# Quoted text
____

# General > Pets Corner >  Missing Cat

## 2little2late

I foolishly forgot to lock my door on Tuesday evening and the door wasn't properly closed. When I got up Wednesday morning the door was open and my cats had gone. One has since returned home. The other one is still missing. He is completely Grey and answers to the name of Patrick ( I know, but the name really suits him lol). He went missing from MacArthur Street area. He could be anywhere around Grant St, Argyle Square or Breadalbane Terrace. He is a very nervous cat but also very affectionate. And his brother Tommy is pining for him. To be honest, I do not hold out much hope of him returning home. If anyone has seen or knows of his whereabouts would you please P.M. me.
Many, many thanks.

----------


## luskentyre

I'm really sorry to hear that Patrick is missing.  I hope you don't mind but I took the liberty of posting his details on the Cats Protection website as well.  If you have a photo of Patrick, I can add that as well?

There are some tips there which may help (link below).

> http://www.caithnesscatsprotection.o...ssing_tips.htm

I hope you have some good news soon.  Please let us know.

----------


## 2little2late

Not at all, thanks a million. Hopefully he will be found. I sure  hope he is alright.

----------


## Liz

I am so very sorry  that Patrick is missing and know how you are feeling but really hope you find him very soon.

If he is nervous he will most probably have gone into hiding quite nearby so would be worth going out in the quiet of the night calling for him as he is more likely to come to you when there aren't many people about.

----------


## evelyn

As Liz suggested, try going out late at night or early in the morning when its quiet.....its easier for Patrick to hear you and for you to hear him if he callls back.
We found Minnie our 16 year old moggie this way only a few months ago...she'd wandered into our neighbours garage and got locked in. I heard her rattling at the garage door when I was shouting for her in the early hours. 
Good luck.

____

Spatial annotation records:

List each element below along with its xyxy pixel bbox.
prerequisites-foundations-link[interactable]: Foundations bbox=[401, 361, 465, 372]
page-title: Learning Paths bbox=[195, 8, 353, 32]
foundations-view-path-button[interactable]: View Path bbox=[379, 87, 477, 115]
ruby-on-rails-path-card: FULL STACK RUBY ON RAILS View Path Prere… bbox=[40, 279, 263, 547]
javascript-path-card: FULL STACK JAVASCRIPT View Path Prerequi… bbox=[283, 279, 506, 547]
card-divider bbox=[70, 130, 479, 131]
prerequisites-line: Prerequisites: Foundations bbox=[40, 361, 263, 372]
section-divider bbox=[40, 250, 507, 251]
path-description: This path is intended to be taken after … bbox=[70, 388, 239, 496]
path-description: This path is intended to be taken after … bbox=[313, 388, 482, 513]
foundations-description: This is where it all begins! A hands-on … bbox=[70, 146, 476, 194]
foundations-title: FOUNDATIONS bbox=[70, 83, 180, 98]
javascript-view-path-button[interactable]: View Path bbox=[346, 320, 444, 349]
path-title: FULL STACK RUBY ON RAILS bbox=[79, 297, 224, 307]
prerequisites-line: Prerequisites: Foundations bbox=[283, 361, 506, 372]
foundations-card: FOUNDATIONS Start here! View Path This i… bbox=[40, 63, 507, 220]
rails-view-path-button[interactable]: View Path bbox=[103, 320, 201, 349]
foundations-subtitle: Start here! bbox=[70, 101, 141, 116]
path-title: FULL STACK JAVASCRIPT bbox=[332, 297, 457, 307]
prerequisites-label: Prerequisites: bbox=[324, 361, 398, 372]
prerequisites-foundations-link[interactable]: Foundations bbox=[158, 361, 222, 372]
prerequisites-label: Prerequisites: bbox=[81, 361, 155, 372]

____

# Directives
**A.** In the missing-cat thread, what is the name of Patrick's brother?
**B.** According to the missing-cat thread, why is it recommended to call for Patrick late at night or early in the morning?
The items have no role in this exercise.

# Solutions in order
**A.** Tommy.

**B.** As a nervous cat, Patrick has most likely hidden nearby, and he is more likely to come when few people are about. In the quiet it is also easier for Patrick to hear the caller and for the caller to hear him if he calls back.